** START Extracted material **

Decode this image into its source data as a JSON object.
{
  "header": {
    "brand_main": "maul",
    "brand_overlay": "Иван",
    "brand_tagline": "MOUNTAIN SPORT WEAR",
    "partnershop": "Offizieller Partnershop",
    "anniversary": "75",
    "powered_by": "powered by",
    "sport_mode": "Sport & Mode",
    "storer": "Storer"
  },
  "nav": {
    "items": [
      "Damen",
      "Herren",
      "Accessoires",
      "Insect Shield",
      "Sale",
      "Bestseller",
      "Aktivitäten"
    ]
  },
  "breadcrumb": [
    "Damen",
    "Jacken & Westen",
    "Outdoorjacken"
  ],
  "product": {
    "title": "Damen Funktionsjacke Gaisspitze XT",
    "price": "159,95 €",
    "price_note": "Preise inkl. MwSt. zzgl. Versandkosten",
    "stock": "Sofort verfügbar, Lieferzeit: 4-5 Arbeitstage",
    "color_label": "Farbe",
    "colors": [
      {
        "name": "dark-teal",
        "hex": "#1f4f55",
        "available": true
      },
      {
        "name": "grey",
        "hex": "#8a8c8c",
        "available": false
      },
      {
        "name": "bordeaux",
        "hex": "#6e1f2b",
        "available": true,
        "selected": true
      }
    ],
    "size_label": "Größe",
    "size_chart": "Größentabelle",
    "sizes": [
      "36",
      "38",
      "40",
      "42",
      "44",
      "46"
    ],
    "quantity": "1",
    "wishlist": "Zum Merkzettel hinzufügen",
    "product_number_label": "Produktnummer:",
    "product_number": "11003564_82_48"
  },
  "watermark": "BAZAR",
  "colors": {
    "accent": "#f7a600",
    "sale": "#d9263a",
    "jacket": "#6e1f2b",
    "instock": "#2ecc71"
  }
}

** END Extracted material **

**What the task requires**. Reproduce all the records precisely.

**Response to the exercise**.
Decode this image into its source data as a JSON object.
{
  "header": {
    "brand_main": "maul",
    "brand_overlay": "Иван",
    "brand_tagline": "MOUNTAIN SPORT WEAR",
    "partnershop": "Offizieller Partnershop",
    "anniversary": "75",
    "powered_by": "powered by",
    "sport_mode": "Sport & Mode",
    "storer": "Storer"
  },
  "nav": {
    "items": [
      "Damen",
      "Herren",
      "Accessoires",
      "Insect Shield",
      "Sale",
      "Bestseller",
      "Aktivitäten"
    ]
  },
  "breadcrumb": [
    "Damen",
    "Jacken & Westen",
    "Outdoorjacken"
  ],
  "product": {
    "title": "Damen Funktionsjacke Gaisspitze XT",
    "price": "159,95 €",
    "price_note": "Preise inkl. MwSt. zzgl. Versandkosten",
    "stock": "Sofort verfügbar, Lieferzeit: 4-5 Arbeitstage",
    "color_label": "Farbe",
    "colors": [
      {
        "name": "dark-teal",
        "hex": "#1f4f55",
        "available": true
      },
      {
        "name": "grey",
        "hex": "#8a8c8c",
        "available": false
      },
      {
        "name": "bordeaux",
        "hex": "#6e1f2b",
        "available": true,
        "selected": true
      }
    ],
    "size_label": "Größe",
    "size_chart": "Größentabelle",
    "sizes": [
      "36",
      "38",
      "40",
      "42",
      "44",
      "46"
    ],
    "quantity": "1",
    "wishlist": "Zum Merkzettel hinzufügen",
    "product_number_label": "Produktnummer:",
    "product_number": "11003564_82_48"
  },
  "watermark": "BAZAR",
  "colors": {
    "accent": "#f7a600",
    "sale": "#d9263a",
    "jacket": "#6e1f2b",
    "instock": "#2ecc71"
  }
}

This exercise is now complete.